JOB:
Print all of the lines exactly. Any picture among them stays out.

/---

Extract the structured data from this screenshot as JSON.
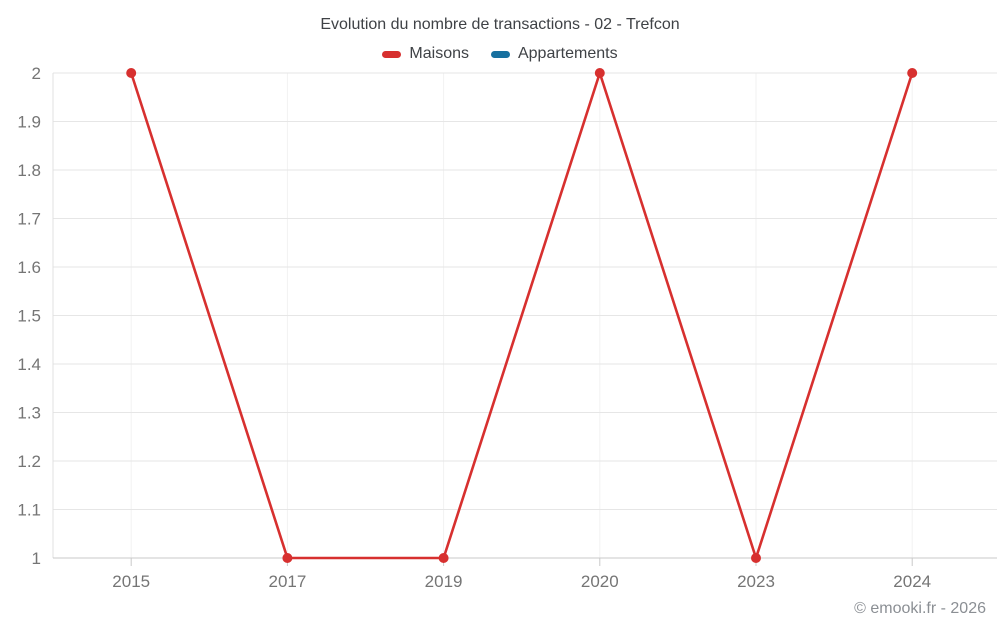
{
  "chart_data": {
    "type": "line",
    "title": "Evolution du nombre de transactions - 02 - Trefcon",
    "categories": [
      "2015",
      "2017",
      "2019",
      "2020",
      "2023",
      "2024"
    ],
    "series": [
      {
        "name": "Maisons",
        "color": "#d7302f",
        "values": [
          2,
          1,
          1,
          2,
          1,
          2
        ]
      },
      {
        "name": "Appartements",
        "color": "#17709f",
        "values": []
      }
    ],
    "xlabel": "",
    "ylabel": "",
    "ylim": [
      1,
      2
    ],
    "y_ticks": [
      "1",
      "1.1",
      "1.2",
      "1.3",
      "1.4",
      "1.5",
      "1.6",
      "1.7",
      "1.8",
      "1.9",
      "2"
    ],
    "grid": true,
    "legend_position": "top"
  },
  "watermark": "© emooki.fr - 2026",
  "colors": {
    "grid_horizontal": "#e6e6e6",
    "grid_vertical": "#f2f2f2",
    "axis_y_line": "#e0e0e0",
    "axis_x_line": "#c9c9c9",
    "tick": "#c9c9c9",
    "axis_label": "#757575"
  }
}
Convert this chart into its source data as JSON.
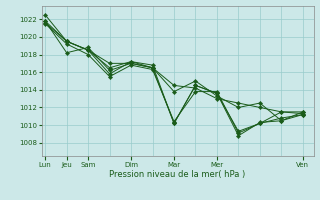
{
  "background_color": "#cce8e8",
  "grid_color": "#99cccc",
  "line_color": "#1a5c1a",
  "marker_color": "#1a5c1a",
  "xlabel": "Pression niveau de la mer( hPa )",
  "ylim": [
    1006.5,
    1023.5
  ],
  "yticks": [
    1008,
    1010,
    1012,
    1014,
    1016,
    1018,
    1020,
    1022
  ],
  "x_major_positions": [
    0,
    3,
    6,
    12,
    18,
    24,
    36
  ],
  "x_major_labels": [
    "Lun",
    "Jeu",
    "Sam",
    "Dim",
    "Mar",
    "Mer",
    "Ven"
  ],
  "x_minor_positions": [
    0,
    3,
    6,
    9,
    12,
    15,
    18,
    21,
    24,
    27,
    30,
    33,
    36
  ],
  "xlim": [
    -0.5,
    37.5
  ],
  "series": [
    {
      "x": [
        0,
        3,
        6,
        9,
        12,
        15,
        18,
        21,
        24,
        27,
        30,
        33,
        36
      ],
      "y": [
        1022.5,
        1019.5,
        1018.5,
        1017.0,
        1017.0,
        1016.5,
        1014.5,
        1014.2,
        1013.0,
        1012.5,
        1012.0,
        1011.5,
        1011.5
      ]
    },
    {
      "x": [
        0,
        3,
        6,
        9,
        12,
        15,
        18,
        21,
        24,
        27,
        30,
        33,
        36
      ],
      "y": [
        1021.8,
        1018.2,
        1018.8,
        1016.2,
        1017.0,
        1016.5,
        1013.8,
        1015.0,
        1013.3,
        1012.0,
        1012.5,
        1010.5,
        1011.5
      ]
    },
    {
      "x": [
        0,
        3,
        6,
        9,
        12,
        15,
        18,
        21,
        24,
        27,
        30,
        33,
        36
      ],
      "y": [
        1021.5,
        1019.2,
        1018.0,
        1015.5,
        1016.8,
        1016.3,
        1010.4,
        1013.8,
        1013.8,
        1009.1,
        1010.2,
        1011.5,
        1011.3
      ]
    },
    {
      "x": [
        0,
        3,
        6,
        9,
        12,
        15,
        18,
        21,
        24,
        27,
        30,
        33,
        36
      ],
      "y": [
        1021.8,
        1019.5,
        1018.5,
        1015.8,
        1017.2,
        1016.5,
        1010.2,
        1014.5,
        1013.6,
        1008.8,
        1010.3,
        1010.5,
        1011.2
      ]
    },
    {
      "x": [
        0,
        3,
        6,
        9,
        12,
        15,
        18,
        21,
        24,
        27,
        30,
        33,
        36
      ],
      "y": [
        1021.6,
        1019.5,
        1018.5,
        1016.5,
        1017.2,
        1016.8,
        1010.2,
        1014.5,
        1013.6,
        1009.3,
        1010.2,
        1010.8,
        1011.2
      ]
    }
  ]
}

\---

FULL SOLUTION:
Extract the structured data from this screenshot as JSON.
{
  "chart_data": {
    "type": "line",
    "title": "Evolution du nombre de transactions - 02 - Trefcon",
    "categories": [
      "2015",
      "2017",
      "2019",
      "2020",
      "2023",
      "2024"
    ],
    "series": [
      {
        "name": "Maisons",
        "color": "#d7302f",
        "values": [
          2,
          1,
          1,
          2,
          1,
          2
        ]
      },
      {
        "name": "Appartements",
        "color": "#17709f",
        "values": []
      }
    ],
    "xlabel": "",
    "ylabel": "",
    "ylim": [
      1,
      2
    ],
    "y_ticks": [
      "1",
      "1.1",
      "1.2",
      "1.3",
      "1.4",
      "1.5",
      "1.6",
      "1.7",
      "1.8",
      "1.9",
      "2"
    ],
    "grid": true,
    "legend_position": "top"
  },
  "watermark": "© emooki.fr - 2026",
  "colors": {
    "grid_horizontal": "#e6e6e6",
    "grid_vertical": "#f2f2f2",
    "axis_y_line": "#e0e0e0",
    "axis_x_line": "#c9c9c9",
    "tick": "#c9c9c9",
    "axis_label": "#757575"
  }
}
Convert this chart into its source data as JSON.
{
  "background_color": "#cce8e8",
  "grid_color": "#99cccc",
  "line_color": "#1a5c1a",
  "marker_color": "#1a5c1a",
  "xlabel": "Pression niveau de la mer( hPa )",
  "ylim": [
    1006.5,
    1023.5
  ],
  "yticks": [
    1008,
    1010,
    1012,
    1014,
    1016,
    1018,
    1020,
    1022
  ],
  "x_major_positions": [
    0,
    3,
    6,
    12,
    18,
    24,
    36
  ],
  "x_major_labels": [
    "Lun",
    "Jeu",
    "Sam",
    "Dim",
    "Mar",
    "Mer",
    "Ven"
  ],
  "x_minor_positions": [
    0,
    3,
    6,
    9,
    12,
    15,
    18,
    21,
    24,
    27,
    30,
    33,
    36
  ],
  "xlim": [
    -0.5,
    37.5
  ],
  "series": [
    {
      "x": [
        0,
        3,
        6,
        9,
        12,
        15,
        18,
        21,
        24,
        27,
        30,
        33,
        36
      ],
      "y": [
        1022.5,
        1019.5,
        1018.5,
        1017.0,
        1017.0,
        1016.5,
        1014.5,
        1014.2,
        1013.0,
        1012.5,
        1012.0,
        1011.5,
        1011.5
      ]
    },
    {
      "x": [
        0,
        3,
        6,
        9,
        12,
        15,
        18,
        21,
        24,
        27,
        30,
        33,
        36
      ],
      "y": [
        1021.8,
        1018.2,
        1018.8,
        1016.2,
        1017.0,
        1016.5,
        1013.8,
        1015.0,
        1013.3,
        1012.0,
        1012.5,
        1010.5,
        1011.5
      ]
    },
    {
      "x": [
        0,
        3,
        6,
        9,
        12,
        15,
        18,
        21,
        24,
        27,
        30,
        33,
        36
      ],
      "y": [
        1021.5,
        1019.2,
        1018.0,
        1015.5,
        1016.8,
        1016.3,
        1010.4,
        1013.8,
        1013.8,
        1009.1,
        1010.2,
        1011.5,
        1011.3
      ]
    },
    {
      "x": [
        0,
        3,
        6,
        9,
        12,
        15,
        18,
        21,
        24,
        27,
        30,
        33,
        36
      ],
      "y": [
        1021.8,
        1019.5,
        1018.5,
        1015.8,
        1017.2,
        1016.5,
        1010.2,
        1014.5,
        1013.6,
        1008.8,
        1010.3,
        1010.5,
        1011.2
      ]
    },
    {
      "x": [
        0,
        3,
        6,
        9,
        12,
        15,
        18,
        21,
        24,
        27,
        30,
        33,
        36
      ],
      "y": [
        1021.6,
        1019.5,
        1018.5,
        1016.5,
        1017.2,
        1016.8,
        1010.2,
        1014.5,
        1013.6,
        1009.3,
        1010.2,
        1010.8,
        1011.2
      ]
    }
  ]
}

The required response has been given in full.